Problem: From the entries below, tally how many lines contain "icon" and report only that figure.
## START
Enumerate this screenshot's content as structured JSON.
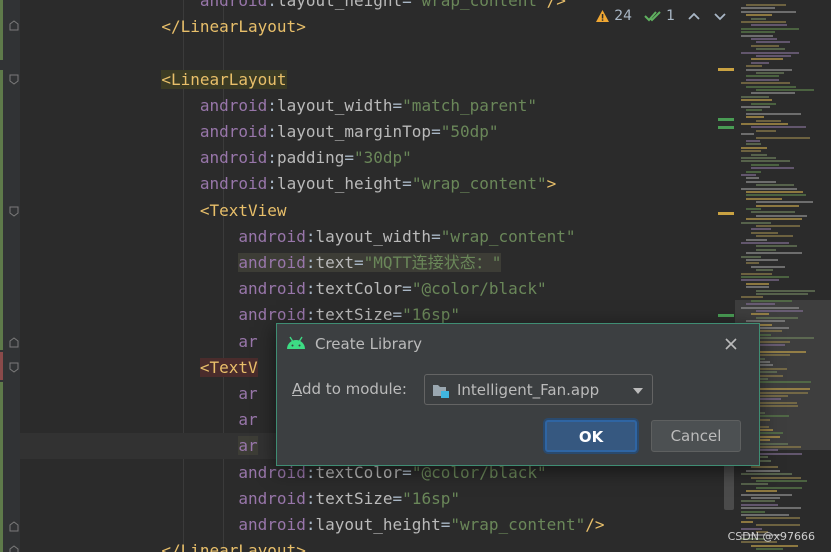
{
  "inspection": {
    "warnings_count": "24",
    "weak_warnings_count": "1",
    "warning_icon": "warning-triangle-icon",
    "weak_warning_icon": "double-check-icon",
    "prev_icon": "chevron-up-icon",
    "next_icon": "chevron-down-icon"
  },
  "code_lines": [
    {
      "indent": "        ",
      "tokens": [
        {
          "t": "android",
          "c": "ns"
        },
        {
          "t": ":",
          "c": "plain"
        },
        {
          "t": "layout_height",
          "c": "attr"
        },
        {
          "t": "=",
          "c": "plain"
        },
        {
          "t": "\"wrap_content\"",
          "c": "val"
        },
        {
          "t": "/>",
          "c": "tag"
        }
      ]
    },
    {
      "indent": "    ",
      "tokens": [
        {
          "t": "</LinearLayout>",
          "c": "tag"
        }
      ]
    },
    {
      "indent": "",
      "tokens": []
    },
    {
      "indent": "    ",
      "tokens": [
        {
          "t": "<LinearLayout",
          "c": "tag",
          "hl": "hl-tag"
        }
      ]
    },
    {
      "indent": "        ",
      "tokens": [
        {
          "t": "android",
          "c": "ns"
        },
        {
          "t": ":",
          "c": "plain"
        },
        {
          "t": "layout_width",
          "c": "attr"
        },
        {
          "t": "=",
          "c": "plain"
        },
        {
          "t": "\"match_parent\"",
          "c": "val"
        }
      ]
    },
    {
      "indent": "        ",
      "tokens": [
        {
          "t": "android",
          "c": "ns"
        },
        {
          "t": ":",
          "c": "plain"
        },
        {
          "t": "layout_marginTop",
          "c": "attr"
        },
        {
          "t": "=",
          "c": "plain"
        },
        {
          "t": "\"50dp\"",
          "c": "val"
        }
      ]
    },
    {
      "indent": "        ",
      "tokens": [
        {
          "t": "android",
          "c": "ns"
        },
        {
          "t": ":",
          "c": "plain"
        },
        {
          "t": "padding",
          "c": "attr"
        },
        {
          "t": "=",
          "c": "plain"
        },
        {
          "t": "\"30dp\"",
          "c": "val"
        }
      ]
    },
    {
      "indent": "        ",
      "tokens": [
        {
          "t": "android",
          "c": "ns"
        },
        {
          "t": ":",
          "c": "plain"
        },
        {
          "t": "layout_height",
          "c": "attr"
        },
        {
          "t": "=",
          "c": "plain"
        },
        {
          "t": "\"wrap_content\"",
          "c": "val"
        },
        {
          "t": ">",
          "c": "tag"
        }
      ]
    },
    {
      "indent": "        ",
      "tokens": [
        {
          "t": "<TextView",
          "c": "tag"
        }
      ]
    },
    {
      "indent": "            ",
      "tokens": [
        {
          "t": "android",
          "c": "ns"
        },
        {
          "t": ":",
          "c": "plain"
        },
        {
          "t": "layout_width",
          "c": "attr"
        },
        {
          "t": "=",
          "c": "plain"
        },
        {
          "t": "\"wrap_content\"",
          "c": "val"
        }
      ]
    },
    {
      "indent": "            ",
      "tokens": [
        {
          "t": "android",
          "c": "ns",
          "hl": "hl-attr"
        },
        {
          "t": ":",
          "c": "plain",
          "hl": "hl-attr"
        },
        {
          "t": "text",
          "c": "attr",
          "hl": "hl-attr"
        },
        {
          "t": "=",
          "c": "plain",
          "hl": "hl-attr"
        },
        {
          "t": "\"MQTT连接状态：\"",
          "c": "val",
          "hl": "hl-attr"
        }
      ]
    },
    {
      "indent": "            ",
      "tokens": [
        {
          "t": "android",
          "c": "ns"
        },
        {
          "t": ":",
          "c": "plain"
        },
        {
          "t": "textColor",
          "c": "attr"
        },
        {
          "t": "=",
          "c": "plain"
        },
        {
          "t": "\"@color/black\"",
          "c": "val"
        }
      ]
    },
    {
      "indent": "            ",
      "tokens": [
        {
          "t": "android",
          "c": "ns"
        },
        {
          "t": ":",
          "c": "plain"
        },
        {
          "t": "textSize",
          "c": "attr"
        },
        {
          "t": "=",
          "c": "plain"
        },
        {
          "t": "\"16sp\"",
          "c": "val"
        }
      ]
    },
    {
      "indent": "            ",
      "tokens": [
        {
          "t": "ar",
          "c": "ns"
        }
      ]
    },
    {
      "indent": "        ",
      "tokens": [
        {
          "t": "<TextV",
          "c": "tag",
          "hl": "hl-tag-red"
        }
      ]
    },
    {
      "indent": "            ",
      "tokens": [
        {
          "t": "ar",
          "c": "ns"
        }
      ]
    },
    {
      "indent": "            ",
      "tokens": [
        {
          "t": "ar",
          "c": "ns"
        }
      ]
    },
    {
      "indent": "            ",
      "tokens": [
        {
          "t": "ar",
          "c": "ns",
          "hl": "hl-attr"
        }
      ]
    },
    {
      "indent": "            ",
      "tokens": [
        {
          "t": "android",
          "c": "ns"
        },
        {
          "t": ":",
          "c": "plain"
        },
        {
          "t": "textColor",
          "c": "attr"
        },
        {
          "t": "=",
          "c": "plain"
        },
        {
          "t": "\"@color/black\"",
          "c": "val"
        }
      ]
    },
    {
      "indent": "            ",
      "tokens": [
        {
          "t": "android",
          "c": "ns"
        },
        {
          "t": ":",
          "c": "plain"
        },
        {
          "t": "textSize",
          "c": "attr"
        },
        {
          "t": "=",
          "c": "plain"
        },
        {
          "t": "\"16sp\"",
          "c": "val"
        }
      ]
    },
    {
      "indent": "            ",
      "tokens": [
        {
          "t": "android",
          "c": "ns"
        },
        {
          "t": ":",
          "c": "plain"
        },
        {
          "t": "layout_height",
          "c": "attr"
        },
        {
          "t": "=",
          "c": "plain"
        },
        {
          "t": "\"wrap_content\"",
          "c": "val"
        },
        {
          "t": "/>",
          "c": "tag"
        }
      ]
    },
    {
      "indent": "    ",
      "tokens": [
        {
          "t": "</LinearLayout>",
          "c": "tag"
        }
      ]
    }
  ],
  "dialog": {
    "title": "Create Library",
    "title_icon": "android-logo-icon",
    "close_icon": "close-icon",
    "module_label_mnemonic": "A",
    "module_label_rest": "dd to module:",
    "module_value": "Intelligent_Fan.app",
    "module_icon": "module-folder-icon",
    "dropdown_icon": "dropdown-arrow-icon",
    "ok_label": "OK",
    "cancel_label": "Cancel"
  },
  "watermark": "CSDN @x97666",
  "colors": {
    "background": "#2b2b2b",
    "tag": "#e8bf6a",
    "namespace": "#9876aa",
    "attribute": "#bababa",
    "value": "#6a8759",
    "dialog_bg": "#3c3f41",
    "dialog_border": "#3f8d73",
    "ok_button": "#365880",
    "warning": "#f0a732",
    "android_green": "#3ddc84"
  }
}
## END
Worked solution: 8